◆ **Exercice 1**
Reproduisez sous forme de liste numérotée la partie des lignes fournies qui commence par la ligne contenant "colorbar: 0.32 0.16" et se termine par celle contenant "469, 767, 472]", ces deux lignes incluses. Omettez les lignes vides.

Chacun pour soi ou savoirs pour tous : quelle école pour demain ?,  Numéro 8,  Valérie Sipahimalani

Démocratisation, démocratie, passer du verbe aux actes

L’école française, espace de démocratie ? Ce n’est actuellement à l’évidence pas le cas. Que ce soit sur le plan des destins scolaires des élèves, encore trop largement liés à leurs origines sociales, ou sur celui de l’organisation de la vie dans les établissements, visant avant tout la paix scolaire, la démocratie n’est pas la qualité première du système éducatif. Il faut que cet état de fait change : le pays doit assurer la formation de la jeunesse dans son ensemble, tant pour des raisons de justice sociale que par nécessité économique. L’école ne peut, à elle seule, contrecarrer tous les maux de la société, mais elle ne devrait pas aggraver la situation, et en particulier les inégalités sociales. Elle devrait aussi donner les clés pour comprendre ce qu’est un espace démocratique et comment il est possible d’y agir.

◆ **Exercice 2**
Pour chacune des affirmations suivantes, indiquez par oui ou par non si elle concorde avec l’extrait sur l’école et la démocratie, et citez à l’identique les mots de l’extrait qui permettent de trancher.
(a) L’école française est aujourd’hui un espace de démocratie.
(b) L’organisation de la vie dans les établissements vise avant tout la paix scolaire.
(c) L’école peut, à elle seule, remédier à tous les maux de la société.

◆ **Lignes fournies**
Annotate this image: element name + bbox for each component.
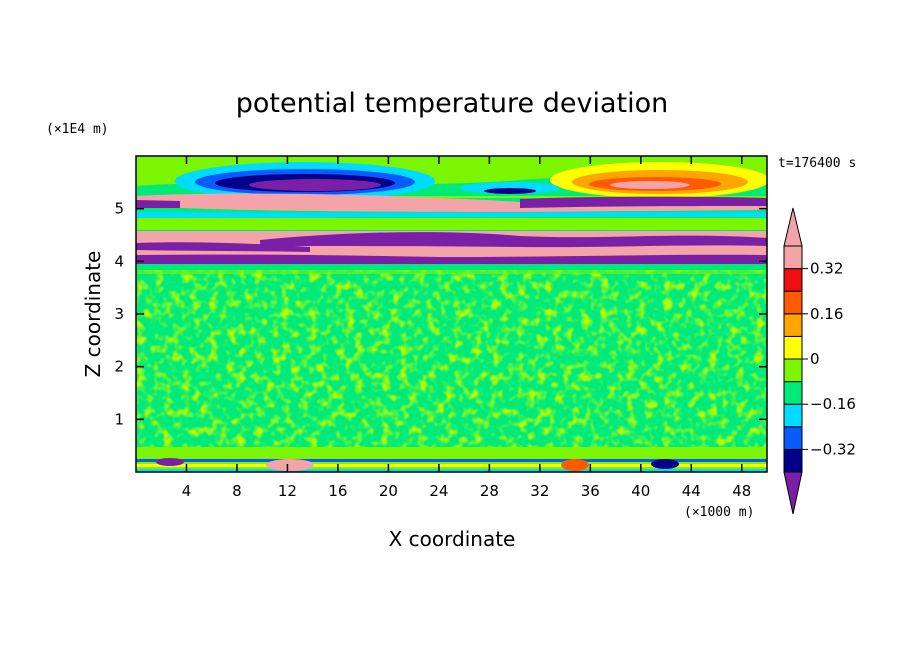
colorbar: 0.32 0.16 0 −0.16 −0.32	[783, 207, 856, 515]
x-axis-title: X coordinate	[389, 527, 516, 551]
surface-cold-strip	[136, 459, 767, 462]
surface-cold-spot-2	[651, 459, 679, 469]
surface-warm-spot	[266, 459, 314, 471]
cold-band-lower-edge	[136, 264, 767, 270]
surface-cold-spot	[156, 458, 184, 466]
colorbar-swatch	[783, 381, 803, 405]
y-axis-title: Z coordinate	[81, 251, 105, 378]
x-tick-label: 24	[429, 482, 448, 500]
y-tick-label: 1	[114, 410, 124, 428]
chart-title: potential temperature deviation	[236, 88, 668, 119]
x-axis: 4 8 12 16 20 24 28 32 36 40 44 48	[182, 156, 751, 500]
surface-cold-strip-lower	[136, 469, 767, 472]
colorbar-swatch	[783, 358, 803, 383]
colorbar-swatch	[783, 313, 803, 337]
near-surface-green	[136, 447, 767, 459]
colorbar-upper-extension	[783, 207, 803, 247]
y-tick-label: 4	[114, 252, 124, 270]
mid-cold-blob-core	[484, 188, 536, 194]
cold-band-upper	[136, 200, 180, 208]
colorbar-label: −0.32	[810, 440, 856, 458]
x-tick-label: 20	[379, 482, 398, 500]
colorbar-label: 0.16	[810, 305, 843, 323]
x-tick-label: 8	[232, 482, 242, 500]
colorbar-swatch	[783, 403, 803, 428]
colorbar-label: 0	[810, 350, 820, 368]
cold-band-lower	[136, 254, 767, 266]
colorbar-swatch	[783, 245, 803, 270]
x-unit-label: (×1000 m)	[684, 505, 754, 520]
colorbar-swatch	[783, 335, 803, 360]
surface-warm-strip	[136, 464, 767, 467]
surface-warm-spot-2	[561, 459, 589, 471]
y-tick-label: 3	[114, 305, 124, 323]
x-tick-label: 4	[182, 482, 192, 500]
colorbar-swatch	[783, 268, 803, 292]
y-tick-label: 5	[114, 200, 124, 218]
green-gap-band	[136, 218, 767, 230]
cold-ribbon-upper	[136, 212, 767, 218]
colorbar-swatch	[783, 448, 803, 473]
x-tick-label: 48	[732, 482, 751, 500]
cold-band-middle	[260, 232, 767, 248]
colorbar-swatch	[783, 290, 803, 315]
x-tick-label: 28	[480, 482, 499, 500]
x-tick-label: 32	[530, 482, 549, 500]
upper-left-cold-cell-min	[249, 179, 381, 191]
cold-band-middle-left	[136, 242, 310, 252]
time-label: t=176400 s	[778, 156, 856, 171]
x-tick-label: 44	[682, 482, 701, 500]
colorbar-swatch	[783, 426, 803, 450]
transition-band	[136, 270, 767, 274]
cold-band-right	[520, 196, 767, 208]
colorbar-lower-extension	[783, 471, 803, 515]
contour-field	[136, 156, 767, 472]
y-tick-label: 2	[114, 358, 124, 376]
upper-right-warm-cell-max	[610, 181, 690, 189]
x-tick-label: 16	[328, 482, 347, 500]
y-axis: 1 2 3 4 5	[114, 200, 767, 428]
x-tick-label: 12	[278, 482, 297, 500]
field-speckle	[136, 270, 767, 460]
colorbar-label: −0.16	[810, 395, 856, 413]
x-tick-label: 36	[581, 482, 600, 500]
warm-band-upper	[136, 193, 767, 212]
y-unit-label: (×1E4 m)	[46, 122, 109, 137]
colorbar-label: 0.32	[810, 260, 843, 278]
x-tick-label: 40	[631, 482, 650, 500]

◆ **Corrigé 1**
1. colorbar: 0.32 0.16 0 −0.16 −0.32	[783, 207, 856, 515]
2. x-axis-title: X coordinate	[389, 527, 516, 551]
3. surface-cold-strip	[136, 459, 767, 462]
4. surface-cold-spot-2	[651, 459, 679, 469]
5. surface-warm-spot	[266, 459, 314, 471]
6. cold-band-lower-edge	[136, 264, 767, 270]
7. surface-cold-spot	[156, 458, 184, 466]
8. colorbar-swatch	[783, 381, 803, 405]
9. y-axis-title: Z coordinate	[81, 251, 105, 378]
10. x-tick-label: 24	[429, 482, 448, 500]
11. y-tick-label: 1	[114, 410, 124, 428]
12. chart-title: potential temperature deviation	[236, 88, 668, 119]
13. x-axis: 4 8 12 16 20 24 28 32 36 40 44 48	[182, 156, 751, 500]
14. surface-cold-strip-lower	[136, 469, 767, 472]

◆ **Corrigé 2**
(a) Non : « Ce n’est actuellement à l’évidence pas le cas. »
(b) Oui : « l’organisation de la vie dans les établissements, visant avant tout la paix scolaire »
(c) Non : « L’école ne peut, à elle seule, contrecarrer tous les maux de la société »